**What you will do:** Below are the records; copy each line in them that holds the word "name".

══ Records for the task ══

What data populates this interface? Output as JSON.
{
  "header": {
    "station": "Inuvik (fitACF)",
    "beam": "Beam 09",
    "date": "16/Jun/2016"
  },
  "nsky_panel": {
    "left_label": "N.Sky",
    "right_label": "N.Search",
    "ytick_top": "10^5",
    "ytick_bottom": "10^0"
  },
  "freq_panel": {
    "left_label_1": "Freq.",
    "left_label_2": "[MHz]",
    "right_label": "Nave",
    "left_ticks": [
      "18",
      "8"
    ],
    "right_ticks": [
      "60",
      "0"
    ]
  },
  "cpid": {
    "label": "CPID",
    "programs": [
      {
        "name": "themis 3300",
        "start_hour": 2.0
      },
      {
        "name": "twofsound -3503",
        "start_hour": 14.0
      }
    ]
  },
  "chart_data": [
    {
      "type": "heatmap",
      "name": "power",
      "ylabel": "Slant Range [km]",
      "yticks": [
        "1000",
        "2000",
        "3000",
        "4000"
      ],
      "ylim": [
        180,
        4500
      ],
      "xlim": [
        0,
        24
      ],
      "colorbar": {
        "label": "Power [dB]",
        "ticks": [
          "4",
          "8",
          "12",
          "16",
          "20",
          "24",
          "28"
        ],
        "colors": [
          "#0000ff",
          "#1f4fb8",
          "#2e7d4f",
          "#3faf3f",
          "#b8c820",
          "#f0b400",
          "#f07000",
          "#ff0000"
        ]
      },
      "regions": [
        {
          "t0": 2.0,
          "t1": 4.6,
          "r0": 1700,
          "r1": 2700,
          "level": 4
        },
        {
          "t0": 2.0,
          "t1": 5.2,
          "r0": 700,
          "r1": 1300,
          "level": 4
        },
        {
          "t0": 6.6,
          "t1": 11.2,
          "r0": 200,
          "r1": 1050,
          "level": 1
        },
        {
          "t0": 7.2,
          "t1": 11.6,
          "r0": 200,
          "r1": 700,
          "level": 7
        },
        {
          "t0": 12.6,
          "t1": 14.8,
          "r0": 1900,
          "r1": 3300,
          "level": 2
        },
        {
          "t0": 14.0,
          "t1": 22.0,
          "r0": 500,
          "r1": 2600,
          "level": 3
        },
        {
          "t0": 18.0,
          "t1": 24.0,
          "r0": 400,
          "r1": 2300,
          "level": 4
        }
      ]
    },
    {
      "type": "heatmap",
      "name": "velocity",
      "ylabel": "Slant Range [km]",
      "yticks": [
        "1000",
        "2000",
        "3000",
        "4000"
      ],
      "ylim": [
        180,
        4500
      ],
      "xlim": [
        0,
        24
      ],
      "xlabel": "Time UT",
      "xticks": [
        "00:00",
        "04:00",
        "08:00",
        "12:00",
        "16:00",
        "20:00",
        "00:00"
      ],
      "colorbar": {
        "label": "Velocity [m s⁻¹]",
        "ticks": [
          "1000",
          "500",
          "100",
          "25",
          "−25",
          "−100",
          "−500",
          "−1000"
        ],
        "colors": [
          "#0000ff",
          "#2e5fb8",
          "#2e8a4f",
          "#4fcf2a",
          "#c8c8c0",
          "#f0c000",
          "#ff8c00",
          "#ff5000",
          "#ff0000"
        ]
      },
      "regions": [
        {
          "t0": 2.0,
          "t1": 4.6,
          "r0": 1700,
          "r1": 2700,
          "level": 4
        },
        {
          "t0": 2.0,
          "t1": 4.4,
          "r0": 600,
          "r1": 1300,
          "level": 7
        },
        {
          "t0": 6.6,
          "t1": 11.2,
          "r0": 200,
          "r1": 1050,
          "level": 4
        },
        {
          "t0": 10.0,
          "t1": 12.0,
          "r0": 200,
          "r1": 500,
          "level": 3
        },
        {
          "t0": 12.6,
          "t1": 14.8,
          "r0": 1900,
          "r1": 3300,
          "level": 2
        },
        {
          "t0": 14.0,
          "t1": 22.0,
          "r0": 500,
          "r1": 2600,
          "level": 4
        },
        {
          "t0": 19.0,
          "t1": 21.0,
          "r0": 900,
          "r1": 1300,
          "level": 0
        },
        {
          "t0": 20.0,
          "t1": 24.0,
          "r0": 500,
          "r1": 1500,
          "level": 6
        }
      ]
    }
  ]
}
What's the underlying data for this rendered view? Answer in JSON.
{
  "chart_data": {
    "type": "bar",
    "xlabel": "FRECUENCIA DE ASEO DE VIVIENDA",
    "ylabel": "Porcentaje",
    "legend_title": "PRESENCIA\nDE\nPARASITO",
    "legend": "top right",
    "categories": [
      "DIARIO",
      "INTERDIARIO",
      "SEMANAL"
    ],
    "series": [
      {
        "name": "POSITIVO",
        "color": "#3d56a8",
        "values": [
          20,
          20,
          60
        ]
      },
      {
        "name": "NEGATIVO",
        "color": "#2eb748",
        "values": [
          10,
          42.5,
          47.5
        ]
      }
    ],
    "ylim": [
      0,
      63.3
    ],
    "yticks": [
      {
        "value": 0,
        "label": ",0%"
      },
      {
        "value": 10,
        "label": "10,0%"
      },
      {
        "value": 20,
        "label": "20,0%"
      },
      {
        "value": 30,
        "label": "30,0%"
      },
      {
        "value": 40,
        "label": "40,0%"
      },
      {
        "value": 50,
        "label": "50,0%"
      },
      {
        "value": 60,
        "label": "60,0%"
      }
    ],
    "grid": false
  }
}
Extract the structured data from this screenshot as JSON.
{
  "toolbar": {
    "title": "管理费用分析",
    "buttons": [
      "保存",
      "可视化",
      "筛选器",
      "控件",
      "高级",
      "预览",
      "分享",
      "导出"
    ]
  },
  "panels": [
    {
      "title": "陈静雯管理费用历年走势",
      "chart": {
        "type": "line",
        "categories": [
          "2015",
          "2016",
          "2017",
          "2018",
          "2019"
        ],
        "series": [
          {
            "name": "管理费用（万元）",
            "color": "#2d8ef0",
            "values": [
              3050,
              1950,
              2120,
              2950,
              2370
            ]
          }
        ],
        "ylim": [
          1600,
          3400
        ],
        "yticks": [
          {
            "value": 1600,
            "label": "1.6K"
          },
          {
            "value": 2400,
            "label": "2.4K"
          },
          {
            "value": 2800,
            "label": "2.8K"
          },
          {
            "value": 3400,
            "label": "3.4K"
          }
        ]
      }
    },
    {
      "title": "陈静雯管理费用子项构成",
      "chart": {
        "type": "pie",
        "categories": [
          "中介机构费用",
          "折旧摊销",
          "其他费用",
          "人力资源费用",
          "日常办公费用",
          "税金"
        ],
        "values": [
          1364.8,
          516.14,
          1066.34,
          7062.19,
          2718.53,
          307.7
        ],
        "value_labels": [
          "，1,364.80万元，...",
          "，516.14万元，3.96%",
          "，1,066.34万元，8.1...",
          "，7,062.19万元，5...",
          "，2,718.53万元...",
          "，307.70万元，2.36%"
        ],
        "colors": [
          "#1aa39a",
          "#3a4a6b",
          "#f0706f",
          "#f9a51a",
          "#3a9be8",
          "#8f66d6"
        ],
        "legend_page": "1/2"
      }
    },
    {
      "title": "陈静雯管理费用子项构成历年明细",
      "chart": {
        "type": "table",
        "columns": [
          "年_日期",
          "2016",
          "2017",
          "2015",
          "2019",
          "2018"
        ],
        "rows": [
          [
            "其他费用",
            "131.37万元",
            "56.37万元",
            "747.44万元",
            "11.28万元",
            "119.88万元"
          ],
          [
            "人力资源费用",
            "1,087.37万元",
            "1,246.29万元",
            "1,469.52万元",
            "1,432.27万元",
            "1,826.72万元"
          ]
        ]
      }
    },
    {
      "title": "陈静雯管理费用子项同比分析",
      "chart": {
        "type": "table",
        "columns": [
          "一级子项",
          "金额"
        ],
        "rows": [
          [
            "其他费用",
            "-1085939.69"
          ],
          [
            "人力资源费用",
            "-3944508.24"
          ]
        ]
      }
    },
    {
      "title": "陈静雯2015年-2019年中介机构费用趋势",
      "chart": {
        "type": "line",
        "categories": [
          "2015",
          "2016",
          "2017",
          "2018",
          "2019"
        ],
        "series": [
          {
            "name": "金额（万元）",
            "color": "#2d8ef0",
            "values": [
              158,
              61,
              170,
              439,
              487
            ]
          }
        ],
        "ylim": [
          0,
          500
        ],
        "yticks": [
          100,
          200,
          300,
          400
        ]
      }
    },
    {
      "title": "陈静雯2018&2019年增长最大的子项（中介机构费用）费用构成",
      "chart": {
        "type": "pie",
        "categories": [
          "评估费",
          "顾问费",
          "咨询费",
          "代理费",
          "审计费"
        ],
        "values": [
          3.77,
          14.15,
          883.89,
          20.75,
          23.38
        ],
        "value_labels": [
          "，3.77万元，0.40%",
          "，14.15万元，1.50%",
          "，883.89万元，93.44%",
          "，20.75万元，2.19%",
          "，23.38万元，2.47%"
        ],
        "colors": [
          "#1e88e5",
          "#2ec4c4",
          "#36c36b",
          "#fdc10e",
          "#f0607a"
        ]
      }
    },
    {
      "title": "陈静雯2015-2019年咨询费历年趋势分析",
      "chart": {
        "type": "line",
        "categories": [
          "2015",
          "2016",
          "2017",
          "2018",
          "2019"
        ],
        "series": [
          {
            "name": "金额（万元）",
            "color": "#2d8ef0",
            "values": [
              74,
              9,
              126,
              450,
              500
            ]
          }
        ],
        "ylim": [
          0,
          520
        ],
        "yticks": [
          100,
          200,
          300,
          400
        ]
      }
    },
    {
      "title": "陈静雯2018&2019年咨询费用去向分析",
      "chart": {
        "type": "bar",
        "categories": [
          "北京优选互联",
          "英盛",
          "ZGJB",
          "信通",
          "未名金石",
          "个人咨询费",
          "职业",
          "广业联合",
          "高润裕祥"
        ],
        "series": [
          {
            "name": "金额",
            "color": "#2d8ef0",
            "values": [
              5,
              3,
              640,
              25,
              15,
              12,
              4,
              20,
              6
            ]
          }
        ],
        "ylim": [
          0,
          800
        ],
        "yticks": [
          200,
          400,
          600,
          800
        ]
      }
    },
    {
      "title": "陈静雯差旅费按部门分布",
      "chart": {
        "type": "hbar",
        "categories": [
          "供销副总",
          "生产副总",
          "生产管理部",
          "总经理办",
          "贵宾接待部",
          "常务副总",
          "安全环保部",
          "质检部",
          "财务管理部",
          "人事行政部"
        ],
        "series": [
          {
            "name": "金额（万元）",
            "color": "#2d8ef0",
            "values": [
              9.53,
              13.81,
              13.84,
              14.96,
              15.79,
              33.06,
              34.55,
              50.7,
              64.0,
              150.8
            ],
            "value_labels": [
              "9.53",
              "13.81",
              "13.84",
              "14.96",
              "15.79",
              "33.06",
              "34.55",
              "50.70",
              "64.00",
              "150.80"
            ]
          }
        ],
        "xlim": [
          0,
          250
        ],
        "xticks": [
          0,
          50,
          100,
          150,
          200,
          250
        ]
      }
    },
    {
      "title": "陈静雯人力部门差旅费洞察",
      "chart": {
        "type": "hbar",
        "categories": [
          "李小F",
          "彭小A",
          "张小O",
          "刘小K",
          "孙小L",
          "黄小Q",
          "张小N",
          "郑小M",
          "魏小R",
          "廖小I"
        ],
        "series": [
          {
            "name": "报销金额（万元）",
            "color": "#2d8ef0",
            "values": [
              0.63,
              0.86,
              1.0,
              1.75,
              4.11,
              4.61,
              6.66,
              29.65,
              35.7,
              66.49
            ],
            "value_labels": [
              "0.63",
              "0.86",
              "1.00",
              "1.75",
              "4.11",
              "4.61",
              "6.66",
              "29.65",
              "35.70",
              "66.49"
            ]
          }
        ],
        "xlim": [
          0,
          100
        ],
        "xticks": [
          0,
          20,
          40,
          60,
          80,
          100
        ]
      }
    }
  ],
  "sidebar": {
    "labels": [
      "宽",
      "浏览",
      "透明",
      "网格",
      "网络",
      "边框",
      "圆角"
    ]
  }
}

═══

**Response below:**
        "name": "themis 3300",
        "name": "twofsound -3503",
      "name": "power",
      "name": "velocity",
        "name": "POSITIVO",
        "name": "NEGATIVO",
            "name": "管理费用（万元）",
            "name": "金额（万元）",
            "name": "金额（万元）",
            "name": "金额",
            "name": "金额（万元）",
            "name": "报销金额（万元）",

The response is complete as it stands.